Set task = Check each line for the word "Norge" and give how many have it. Say nothing else.

Data supplied =
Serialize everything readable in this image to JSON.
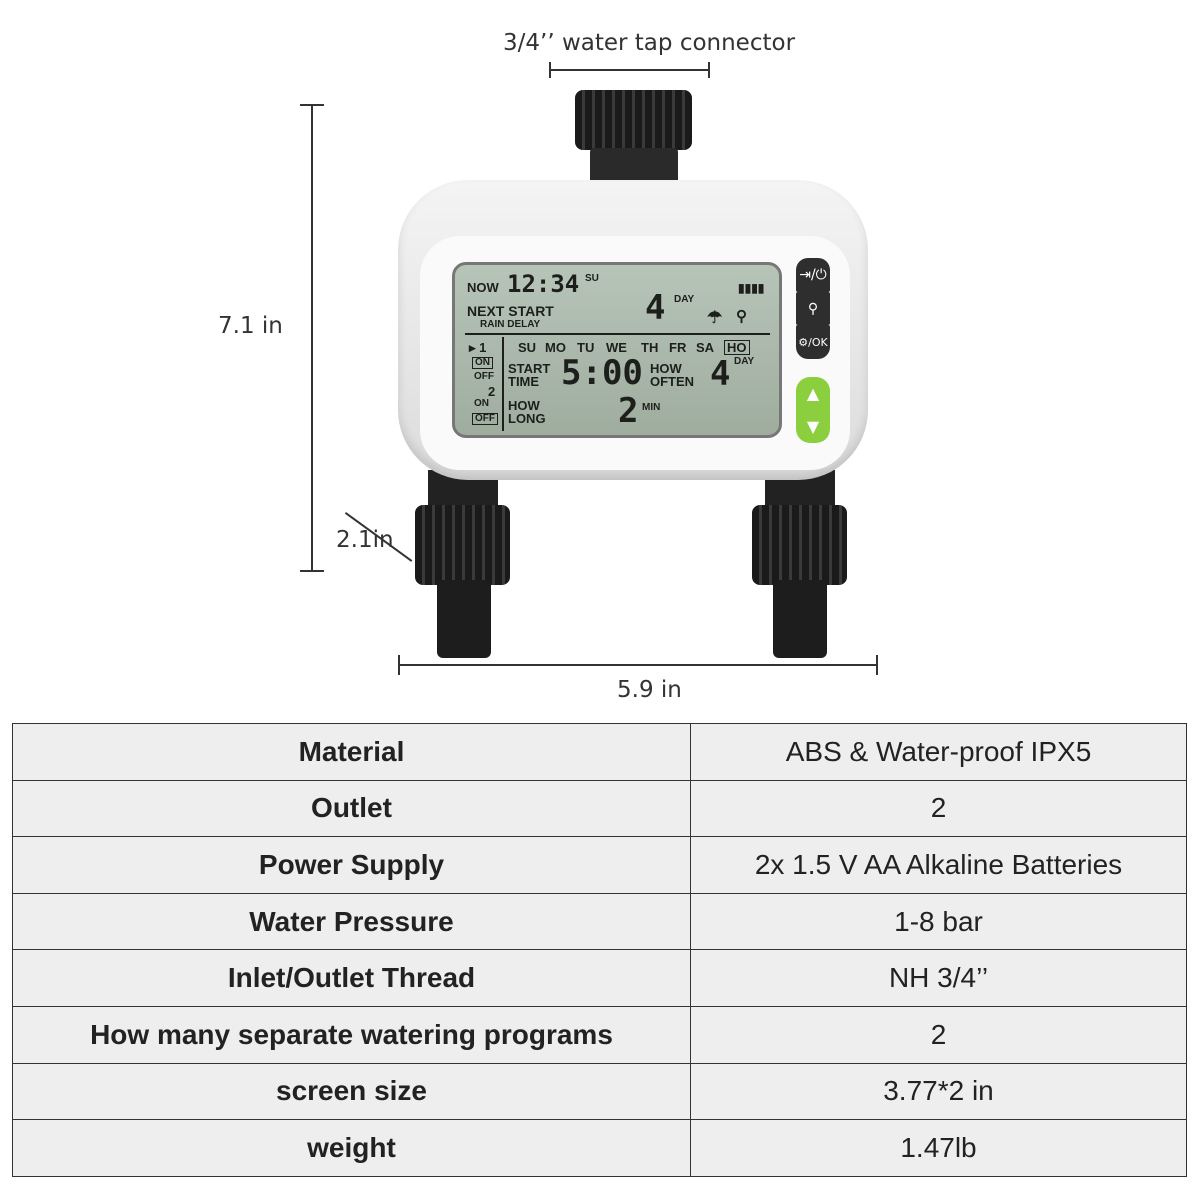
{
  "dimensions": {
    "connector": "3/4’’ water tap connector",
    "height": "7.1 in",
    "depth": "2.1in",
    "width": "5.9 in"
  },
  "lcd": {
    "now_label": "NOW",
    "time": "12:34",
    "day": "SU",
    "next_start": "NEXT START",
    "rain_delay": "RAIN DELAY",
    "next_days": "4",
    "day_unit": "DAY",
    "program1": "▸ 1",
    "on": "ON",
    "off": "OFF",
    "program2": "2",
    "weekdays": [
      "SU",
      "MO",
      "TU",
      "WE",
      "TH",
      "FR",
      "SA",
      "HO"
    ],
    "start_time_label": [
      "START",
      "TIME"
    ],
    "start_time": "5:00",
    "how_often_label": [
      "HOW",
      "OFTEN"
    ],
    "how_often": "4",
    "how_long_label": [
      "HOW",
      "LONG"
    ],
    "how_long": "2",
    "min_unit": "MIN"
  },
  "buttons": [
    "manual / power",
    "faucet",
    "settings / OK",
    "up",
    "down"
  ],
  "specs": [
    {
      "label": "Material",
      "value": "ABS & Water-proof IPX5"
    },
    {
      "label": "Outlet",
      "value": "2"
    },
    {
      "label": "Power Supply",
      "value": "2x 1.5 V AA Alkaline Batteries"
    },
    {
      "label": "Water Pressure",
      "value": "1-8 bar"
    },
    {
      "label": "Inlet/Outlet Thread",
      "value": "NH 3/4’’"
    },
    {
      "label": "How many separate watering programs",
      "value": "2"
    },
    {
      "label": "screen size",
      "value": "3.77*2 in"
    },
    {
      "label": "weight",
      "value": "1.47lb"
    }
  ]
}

* * *

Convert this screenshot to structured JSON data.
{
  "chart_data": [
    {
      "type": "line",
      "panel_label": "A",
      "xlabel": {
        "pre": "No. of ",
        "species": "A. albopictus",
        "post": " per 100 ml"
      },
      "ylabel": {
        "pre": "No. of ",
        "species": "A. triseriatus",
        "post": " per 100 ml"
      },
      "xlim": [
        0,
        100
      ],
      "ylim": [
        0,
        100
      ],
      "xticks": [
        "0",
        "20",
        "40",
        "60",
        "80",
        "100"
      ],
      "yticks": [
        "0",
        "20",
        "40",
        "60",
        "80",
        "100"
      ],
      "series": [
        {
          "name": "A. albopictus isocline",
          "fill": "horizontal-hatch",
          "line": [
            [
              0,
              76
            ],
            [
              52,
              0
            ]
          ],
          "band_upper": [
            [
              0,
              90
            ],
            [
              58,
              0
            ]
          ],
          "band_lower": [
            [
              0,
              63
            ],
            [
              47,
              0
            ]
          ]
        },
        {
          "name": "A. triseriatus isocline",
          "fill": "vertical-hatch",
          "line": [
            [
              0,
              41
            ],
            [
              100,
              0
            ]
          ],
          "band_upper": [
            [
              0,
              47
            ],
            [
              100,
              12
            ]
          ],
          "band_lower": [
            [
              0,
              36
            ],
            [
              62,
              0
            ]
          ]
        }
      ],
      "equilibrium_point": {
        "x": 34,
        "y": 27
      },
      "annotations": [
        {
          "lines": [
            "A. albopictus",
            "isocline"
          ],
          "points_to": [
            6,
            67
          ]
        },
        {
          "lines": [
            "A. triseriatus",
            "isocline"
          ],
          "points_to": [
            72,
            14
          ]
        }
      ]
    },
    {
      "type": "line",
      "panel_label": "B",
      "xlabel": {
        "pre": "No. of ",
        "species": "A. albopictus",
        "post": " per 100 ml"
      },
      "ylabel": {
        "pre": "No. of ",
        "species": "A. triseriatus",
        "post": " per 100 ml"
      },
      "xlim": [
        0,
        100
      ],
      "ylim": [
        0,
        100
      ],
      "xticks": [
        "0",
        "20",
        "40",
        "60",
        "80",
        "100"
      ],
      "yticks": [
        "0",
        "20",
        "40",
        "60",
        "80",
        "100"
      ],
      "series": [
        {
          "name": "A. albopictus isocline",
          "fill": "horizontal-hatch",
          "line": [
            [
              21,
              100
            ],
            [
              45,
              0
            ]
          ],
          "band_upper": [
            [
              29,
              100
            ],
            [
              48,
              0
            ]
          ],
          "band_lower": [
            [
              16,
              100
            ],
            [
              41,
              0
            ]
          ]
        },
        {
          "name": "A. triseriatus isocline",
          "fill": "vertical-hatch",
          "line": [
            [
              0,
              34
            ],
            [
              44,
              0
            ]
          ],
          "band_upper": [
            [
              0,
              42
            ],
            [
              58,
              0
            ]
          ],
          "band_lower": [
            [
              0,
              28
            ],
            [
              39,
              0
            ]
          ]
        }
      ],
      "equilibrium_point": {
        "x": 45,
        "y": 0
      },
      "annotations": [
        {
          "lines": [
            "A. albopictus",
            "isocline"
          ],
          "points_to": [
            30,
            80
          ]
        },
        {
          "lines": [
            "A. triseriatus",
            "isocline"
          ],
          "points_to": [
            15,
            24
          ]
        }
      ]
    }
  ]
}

* * *

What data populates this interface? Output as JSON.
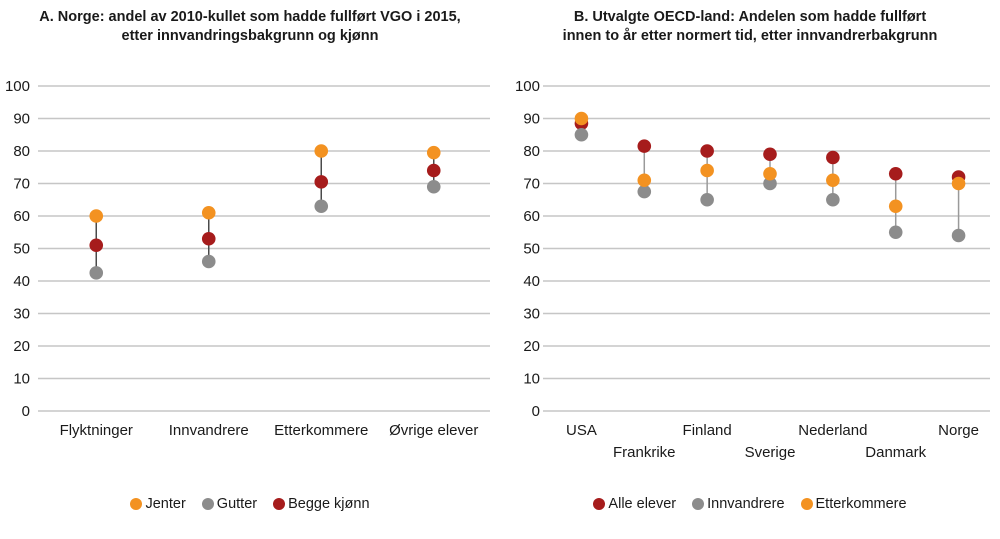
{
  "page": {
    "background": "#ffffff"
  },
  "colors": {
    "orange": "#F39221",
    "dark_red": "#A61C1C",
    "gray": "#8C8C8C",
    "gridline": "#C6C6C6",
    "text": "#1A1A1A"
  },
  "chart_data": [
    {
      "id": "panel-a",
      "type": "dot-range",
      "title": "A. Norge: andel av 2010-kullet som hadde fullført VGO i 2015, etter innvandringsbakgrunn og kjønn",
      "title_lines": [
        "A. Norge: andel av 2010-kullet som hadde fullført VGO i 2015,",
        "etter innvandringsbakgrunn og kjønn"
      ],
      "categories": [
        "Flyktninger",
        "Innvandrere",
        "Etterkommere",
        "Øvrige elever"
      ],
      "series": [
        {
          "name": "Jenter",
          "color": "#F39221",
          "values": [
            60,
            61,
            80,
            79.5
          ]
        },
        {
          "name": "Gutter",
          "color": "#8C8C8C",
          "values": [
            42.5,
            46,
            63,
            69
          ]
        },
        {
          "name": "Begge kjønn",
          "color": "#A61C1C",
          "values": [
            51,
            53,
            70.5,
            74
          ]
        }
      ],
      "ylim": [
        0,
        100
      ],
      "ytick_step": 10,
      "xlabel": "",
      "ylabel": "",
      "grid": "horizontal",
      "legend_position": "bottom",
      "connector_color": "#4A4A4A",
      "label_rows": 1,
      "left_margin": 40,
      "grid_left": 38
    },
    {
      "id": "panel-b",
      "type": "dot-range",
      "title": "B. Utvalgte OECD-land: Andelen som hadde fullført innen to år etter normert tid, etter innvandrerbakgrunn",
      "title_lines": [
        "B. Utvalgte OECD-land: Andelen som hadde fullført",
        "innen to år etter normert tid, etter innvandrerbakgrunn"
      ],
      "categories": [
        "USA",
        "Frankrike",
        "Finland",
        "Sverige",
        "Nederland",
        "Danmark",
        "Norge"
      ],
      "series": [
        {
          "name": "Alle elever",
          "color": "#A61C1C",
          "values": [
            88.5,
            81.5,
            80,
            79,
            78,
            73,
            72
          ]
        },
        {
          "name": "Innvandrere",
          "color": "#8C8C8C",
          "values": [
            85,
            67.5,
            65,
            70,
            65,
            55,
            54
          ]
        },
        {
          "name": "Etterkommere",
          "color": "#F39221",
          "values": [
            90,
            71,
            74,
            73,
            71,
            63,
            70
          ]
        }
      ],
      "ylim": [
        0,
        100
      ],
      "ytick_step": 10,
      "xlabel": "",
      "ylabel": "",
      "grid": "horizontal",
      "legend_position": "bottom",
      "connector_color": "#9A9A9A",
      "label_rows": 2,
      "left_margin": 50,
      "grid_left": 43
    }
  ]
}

The response = 3